Copy out all of the material below, swapping "SchemaSpy" for "SchemaCrawler" wherever it appears and keeping everything else the same. Leave the pictures out of your copy.

(Element and coordinate records)

_ _ _ _ _ _ _

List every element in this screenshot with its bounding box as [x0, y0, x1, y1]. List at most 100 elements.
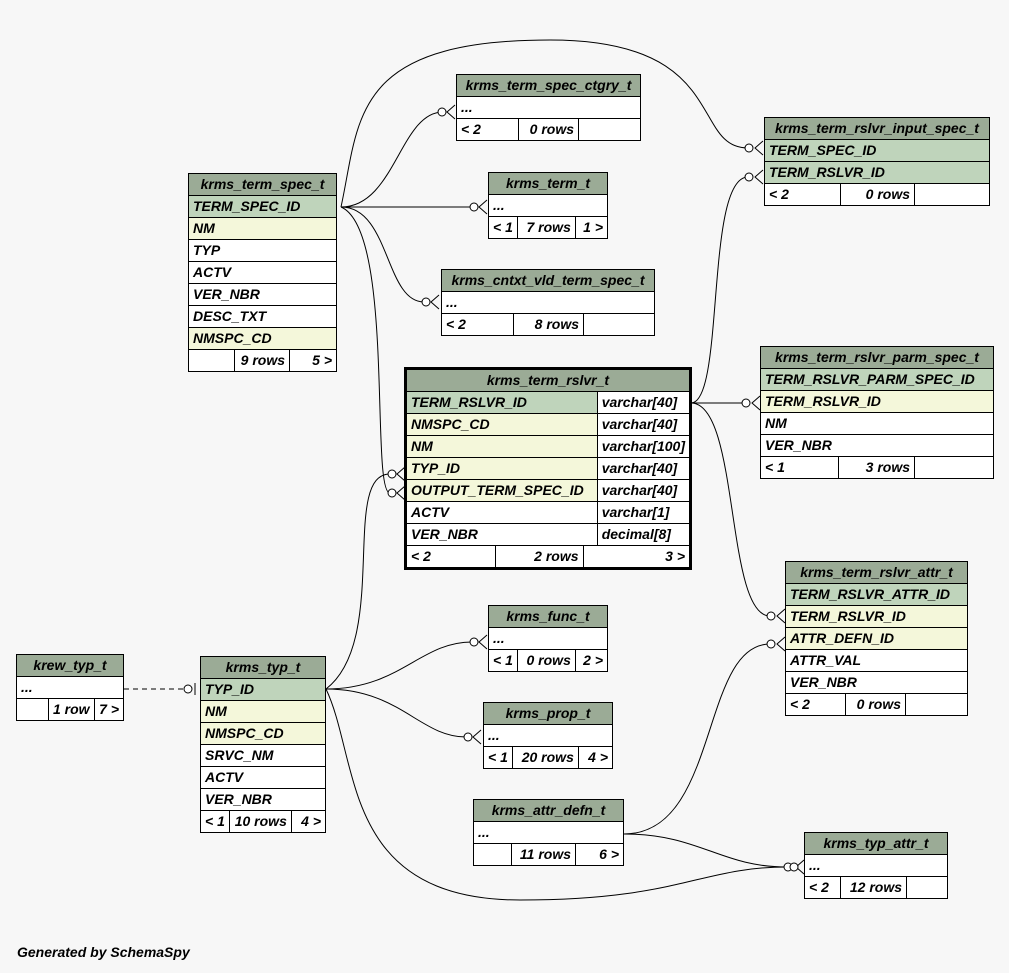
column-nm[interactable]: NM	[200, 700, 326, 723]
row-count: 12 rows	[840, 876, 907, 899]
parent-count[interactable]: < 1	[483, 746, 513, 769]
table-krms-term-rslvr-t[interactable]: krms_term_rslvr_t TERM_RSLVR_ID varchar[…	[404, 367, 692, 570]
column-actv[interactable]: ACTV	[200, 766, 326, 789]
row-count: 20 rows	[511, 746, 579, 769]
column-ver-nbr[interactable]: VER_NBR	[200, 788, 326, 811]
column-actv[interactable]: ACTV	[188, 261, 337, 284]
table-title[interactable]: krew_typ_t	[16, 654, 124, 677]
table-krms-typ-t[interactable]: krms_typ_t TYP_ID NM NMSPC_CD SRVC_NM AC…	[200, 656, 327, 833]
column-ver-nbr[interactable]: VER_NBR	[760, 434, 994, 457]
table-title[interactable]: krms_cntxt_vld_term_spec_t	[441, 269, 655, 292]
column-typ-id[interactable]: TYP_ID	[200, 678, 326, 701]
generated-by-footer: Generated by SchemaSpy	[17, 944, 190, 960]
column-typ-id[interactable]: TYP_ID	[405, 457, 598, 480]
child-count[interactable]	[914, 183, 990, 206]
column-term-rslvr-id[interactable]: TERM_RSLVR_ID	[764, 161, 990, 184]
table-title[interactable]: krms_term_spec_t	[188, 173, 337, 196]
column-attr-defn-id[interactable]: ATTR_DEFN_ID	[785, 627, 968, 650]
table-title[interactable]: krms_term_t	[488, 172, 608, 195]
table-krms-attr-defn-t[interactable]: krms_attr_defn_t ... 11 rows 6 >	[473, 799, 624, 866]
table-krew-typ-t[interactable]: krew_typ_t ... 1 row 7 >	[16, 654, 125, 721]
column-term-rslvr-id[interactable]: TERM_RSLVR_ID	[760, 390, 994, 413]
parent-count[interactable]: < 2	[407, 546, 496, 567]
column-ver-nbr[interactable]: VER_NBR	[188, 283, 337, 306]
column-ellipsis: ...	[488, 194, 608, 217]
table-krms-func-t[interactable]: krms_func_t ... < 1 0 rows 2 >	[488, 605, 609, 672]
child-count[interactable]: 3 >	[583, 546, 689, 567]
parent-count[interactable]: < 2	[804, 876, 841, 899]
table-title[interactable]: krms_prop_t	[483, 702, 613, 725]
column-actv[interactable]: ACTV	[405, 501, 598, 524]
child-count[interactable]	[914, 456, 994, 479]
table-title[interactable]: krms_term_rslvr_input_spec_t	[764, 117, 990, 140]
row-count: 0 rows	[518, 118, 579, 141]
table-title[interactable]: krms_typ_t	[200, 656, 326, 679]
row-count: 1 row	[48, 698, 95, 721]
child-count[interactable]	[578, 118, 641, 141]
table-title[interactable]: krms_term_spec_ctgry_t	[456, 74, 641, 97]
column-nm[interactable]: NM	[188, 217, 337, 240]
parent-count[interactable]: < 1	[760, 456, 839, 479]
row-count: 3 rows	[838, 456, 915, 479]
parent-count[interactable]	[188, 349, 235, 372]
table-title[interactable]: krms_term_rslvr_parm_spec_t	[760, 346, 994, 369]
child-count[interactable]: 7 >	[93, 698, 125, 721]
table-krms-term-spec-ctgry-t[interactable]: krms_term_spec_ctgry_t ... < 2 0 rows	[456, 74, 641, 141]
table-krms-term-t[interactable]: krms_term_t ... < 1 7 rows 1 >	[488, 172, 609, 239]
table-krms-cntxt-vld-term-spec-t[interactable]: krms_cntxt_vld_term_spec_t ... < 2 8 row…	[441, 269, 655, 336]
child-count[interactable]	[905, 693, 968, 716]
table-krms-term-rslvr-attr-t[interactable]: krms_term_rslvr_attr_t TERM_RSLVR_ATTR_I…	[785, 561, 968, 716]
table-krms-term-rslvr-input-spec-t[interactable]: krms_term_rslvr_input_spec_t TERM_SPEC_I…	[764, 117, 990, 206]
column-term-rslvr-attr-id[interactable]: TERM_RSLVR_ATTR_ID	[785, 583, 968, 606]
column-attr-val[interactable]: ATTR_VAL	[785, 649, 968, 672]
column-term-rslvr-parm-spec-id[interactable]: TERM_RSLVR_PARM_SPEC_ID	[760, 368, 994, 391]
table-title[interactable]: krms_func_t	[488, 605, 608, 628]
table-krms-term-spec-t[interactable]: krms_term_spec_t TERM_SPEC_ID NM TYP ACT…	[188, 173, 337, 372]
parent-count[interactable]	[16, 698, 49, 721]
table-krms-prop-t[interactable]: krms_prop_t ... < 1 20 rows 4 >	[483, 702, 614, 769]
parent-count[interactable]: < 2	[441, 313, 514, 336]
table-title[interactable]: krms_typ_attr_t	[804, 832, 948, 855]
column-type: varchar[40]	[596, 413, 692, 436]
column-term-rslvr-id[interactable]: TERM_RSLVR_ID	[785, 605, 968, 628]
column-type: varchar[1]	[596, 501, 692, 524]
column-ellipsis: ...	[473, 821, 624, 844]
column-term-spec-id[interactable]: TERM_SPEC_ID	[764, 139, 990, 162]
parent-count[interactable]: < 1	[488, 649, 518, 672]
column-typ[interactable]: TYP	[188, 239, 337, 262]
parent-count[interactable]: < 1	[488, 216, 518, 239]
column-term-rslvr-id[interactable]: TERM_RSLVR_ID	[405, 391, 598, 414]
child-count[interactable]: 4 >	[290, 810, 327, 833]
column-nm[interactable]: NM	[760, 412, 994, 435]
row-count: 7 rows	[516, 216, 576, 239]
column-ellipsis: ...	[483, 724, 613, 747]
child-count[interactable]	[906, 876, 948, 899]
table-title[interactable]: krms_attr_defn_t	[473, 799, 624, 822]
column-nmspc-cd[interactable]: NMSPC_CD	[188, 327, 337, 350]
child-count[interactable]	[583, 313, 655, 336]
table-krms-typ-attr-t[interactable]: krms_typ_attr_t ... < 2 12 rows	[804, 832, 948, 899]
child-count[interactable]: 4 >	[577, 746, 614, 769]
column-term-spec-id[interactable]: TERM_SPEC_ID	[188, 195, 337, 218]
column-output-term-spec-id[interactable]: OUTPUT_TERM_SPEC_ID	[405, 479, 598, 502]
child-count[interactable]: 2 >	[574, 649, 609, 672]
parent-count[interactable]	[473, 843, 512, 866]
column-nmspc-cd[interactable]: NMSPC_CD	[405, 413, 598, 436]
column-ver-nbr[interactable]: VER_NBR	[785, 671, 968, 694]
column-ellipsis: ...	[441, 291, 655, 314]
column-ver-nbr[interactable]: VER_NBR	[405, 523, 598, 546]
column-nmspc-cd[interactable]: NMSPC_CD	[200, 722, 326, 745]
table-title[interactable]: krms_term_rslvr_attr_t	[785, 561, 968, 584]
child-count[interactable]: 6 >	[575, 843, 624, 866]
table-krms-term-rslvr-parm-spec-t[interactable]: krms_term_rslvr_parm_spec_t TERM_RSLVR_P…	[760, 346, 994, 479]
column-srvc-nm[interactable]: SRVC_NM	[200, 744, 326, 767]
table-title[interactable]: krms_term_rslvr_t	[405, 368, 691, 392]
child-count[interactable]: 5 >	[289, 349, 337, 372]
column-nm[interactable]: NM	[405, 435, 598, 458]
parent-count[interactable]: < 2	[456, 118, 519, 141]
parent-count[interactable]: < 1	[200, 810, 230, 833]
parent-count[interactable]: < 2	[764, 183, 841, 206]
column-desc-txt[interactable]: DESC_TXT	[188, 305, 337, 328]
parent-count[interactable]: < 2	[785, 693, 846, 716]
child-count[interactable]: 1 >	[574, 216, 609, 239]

_ _ _ _ _ _ _

= Solution =
List every element in this screenshot with its bounding box as [x0, y0, x1, y1]. List at most 100 elements.
column-nm[interactable]: NM	[200, 700, 326, 723]
row-count: 12 rows	[840, 876, 907, 899]
parent-count[interactable]: < 1	[483, 746, 513, 769]
table-krms-term-rslvr-t[interactable]: krms_term_rslvr_t TERM_RSLVR_ID varchar[…	[404, 367, 692, 570]
column-actv[interactable]: ACTV	[200, 766, 326, 789]
row-count: 20 rows	[511, 746, 579, 769]
column-ver-nbr[interactable]: VER_NBR	[200, 788, 326, 811]
column-actv[interactable]: ACTV	[188, 261, 337, 284]
table-title[interactable]: krew_typ_t	[16, 654, 124, 677]
table-krms-typ-t[interactable]: krms_typ_t TYP_ID NM NMSPC_CD SRVC_NM AC…	[200, 656, 327, 833]
column-ver-nbr[interactable]: VER_NBR	[760, 434, 994, 457]
table-title[interactable]: krms_cntxt_vld_term_spec_t	[441, 269, 655, 292]
column-typ-id[interactable]: TYP_ID	[200, 678, 326, 701]
generated-by-footer: Generated by SchemaCrawler	[17, 944, 190, 960]
column-typ-id[interactable]: TYP_ID	[405, 457, 598, 480]
child-count[interactable]	[914, 183, 990, 206]
column-term-rslvr-id[interactable]: TERM_RSLVR_ID	[764, 161, 990, 184]
table-title[interactable]: krms_term_spec_t	[188, 173, 337, 196]
column-attr-defn-id[interactable]: ATTR_DEFN_ID	[785, 627, 968, 650]
table-title[interactable]: krms_term_t	[488, 172, 608, 195]
table-krms-attr-defn-t[interactable]: krms_attr_defn_t ... 11 rows 6 >	[473, 799, 624, 866]
table-krew-typ-t[interactable]: krew_typ_t ... 1 row 7 >	[16, 654, 125, 721]
column-term-rslvr-id[interactable]: TERM_RSLVR_ID	[760, 390, 994, 413]
parent-count[interactable]: < 2	[407, 546, 496, 567]
column-ver-nbr[interactable]: VER_NBR	[188, 283, 337, 306]
column-ellipsis: ...	[488, 194, 608, 217]
table-krms-func-t[interactable]: krms_func_t ... < 1 0 rows 2 >	[488, 605, 609, 672]
child-count[interactable]: 3 >	[583, 546, 689, 567]
parent-count[interactable]: < 2	[804, 876, 841, 899]
table-title[interactable]: krms_prop_t	[483, 702, 613, 725]
column-actv[interactable]: ACTV	[405, 501, 598, 524]
child-count[interactable]	[914, 456, 994, 479]
table-title[interactable]: krms_term_rslvr_input_spec_t	[764, 117, 990, 140]
row-count: 0 rows	[518, 118, 579, 141]
table-title[interactable]: krms_typ_t	[200, 656, 326, 679]
row-count: 1 row	[48, 698, 95, 721]
child-count[interactable]	[578, 118, 641, 141]
table-title[interactable]: krms_term_spec_ctgry_t	[456, 74, 641, 97]
column-nm[interactable]: NM	[188, 217, 337, 240]
parent-count[interactable]: < 1	[760, 456, 839, 479]
row-count: 3 rows	[838, 456, 915, 479]
parent-count[interactable]	[188, 349, 235, 372]
table-title[interactable]: krms_term_rslvr_parm_spec_t	[760, 346, 994, 369]
child-count[interactable]: 7 >	[93, 698, 125, 721]
table-krms-term-spec-ctgry-t[interactable]: krms_term_spec_ctgry_t ... < 2 0 rows	[456, 74, 641, 141]
table-krms-term-t[interactable]: krms_term_t ... < 1 7 rows 1 >	[488, 172, 609, 239]
table-krms-cntxt-vld-term-spec-t[interactable]: krms_cntxt_vld_term_spec_t ... < 2 8 row…	[441, 269, 655, 336]
child-count[interactable]	[905, 693, 968, 716]
table-krms-term-rslvr-attr-t[interactable]: krms_term_rslvr_attr_t TERM_RSLVR_ATTR_I…	[785, 561, 968, 716]
table-krms-term-rslvr-input-spec-t[interactable]: krms_term_rslvr_input_spec_t TERM_SPEC_I…	[764, 117, 990, 206]
column-term-rslvr-attr-id[interactable]: TERM_RSLVR_ATTR_ID	[785, 583, 968, 606]
column-attr-val[interactable]: ATTR_VAL	[785, 649, 968, 672]
column-term-rslvr-parm-spec-id[interactable]: TERM_RSLVR_PARM_SPEC_ID	[760, 368, 994, 391]
table-title[interactable]: krms_func_t	[488, 605, 608, 628]
table-krms-term-spec-t[interactable]: krms_term_spec_t TERM_SPEC_ID NM TYP ACT…	[188, 173, 337, 372]
parent-count[interactable]	[16, 698, 49, 721]
table-krms-prop-t[interactable]: krms_prop_t ... < 1 20 rows 4 >	[483, 702, 614, 769]
parent-count[interactable]: < 2	[441, 313, 514, 336]
table-title[interactable]: krms_typ_attr_t	[804, 832, 948, 855]
column-type: varchar[40]	[596, 413, 692, 436]
column-term-rslvr-id[interactable]: TERM_RSLVR_ID	[785, 605, 968, 628]
column-type: varchar[1]	[596, 501, 692, 524]
column-ellipsis: ...	[473, 821, 624, 844]
column-term-spec-id[interactable]: TERM_SPEC_ID	[764, 139, 990, 162]
parent-count[interactable]: < 1	[488, 649, 518, 672]
column-typ[interactable]: TYP	[188, 239, 337, 262]
parent-count[interactable]: < 1	[488, 216, 518, 239]
column-term-rslvr-id[interactable]: TERM_RSLVR_ID	[405, 391, 598, 414]
child-count[interactable]: 4 >	[290, 810, 327, 833]
column-nm[interactable]: NM	[760, 412, 994, 435]
row-count: 7 rows	[516, 216, 576, 239]
column-ellipsis: ...	[483, 724, 613, 747]
child-count[interactable]	[906, 876, 948, 899]
table-title[interactable]: krms_attr_defn_t	[473, 799, 624, 822]
column-nmspc-cd[interactable]: NMSPC_CD	[188, 327, 337, 350]
child-count[interactable]	[583, 313, 655, 336]
table-krms-typ-attr-t[interactable]: krms_typ_attr_t ... < 2 12 rows	[804, 832, 948, 899]
child-count[interactable]: 4 >	[577, 746, 614, 769]
column-term-spec-id[interactable]: TERM_SPEC_ID	[188, 195, 337, 218]
column-output-term-spec-id[interactable]: OUTPUT_TERM_SPEC_ID	[405, 479, 598, 502]
child-count[interactable]: 2 >	[574, 649, 609, 672]
parent-count[interactable]	[473, 843, 512, 866]
column-nmspc-cd[interactable]: NMSPC_CD	[405, 413, 598, 436]
column-ver-nbr[interactable]: VER_NBR	[785, 671, 968, 694]
column-ellipsis: ...	[441, 291, 655, 314]
column-ver-nbr[interactable]: VER_NBR	[405, 523, 598, 546]
column-nmspc-cd[interactable]: NMSPC_CD	[200, 722, 326, 745]
table-title[interactable]: krms_term_rslvr_attr_t	[785, 561, 968, 584]
child-count[interactable]: 6 >	[575, 843, 624, 866]
table-krms-term-rslvr-parm-spec-t[interactable]: krms_term_rslvr_parm_spec_t TERM_RSLVR_P…	[760, 346, 994, 479]
column-srvc-nm[interactable]: SRVC_NM	[200, 744, 326, 767]
table-title[interactable]: krms_term_rslvr_t	[405, 368, 691, 392]
child-count[interactable]: 5 >	[289, 349, 337, 372]
column-nm[interactable]: NM	[405, 435, 598, 458]
parent-count[interactable]: < 2	[456, 118, 519, 141]
parent-count[interactable]: < 1	[200, 810, 230, 833]
parent-count[interactable]: < 2	[764, 183, 841, 206]
column-desc-txt[interactable]: DESC_TXT	[188, 305, 337, 328]
parent-count[interactable]: < 2	[785, 693, 846, 716]
child-count[interactable]: 1 >	[574, 216, 609, 239]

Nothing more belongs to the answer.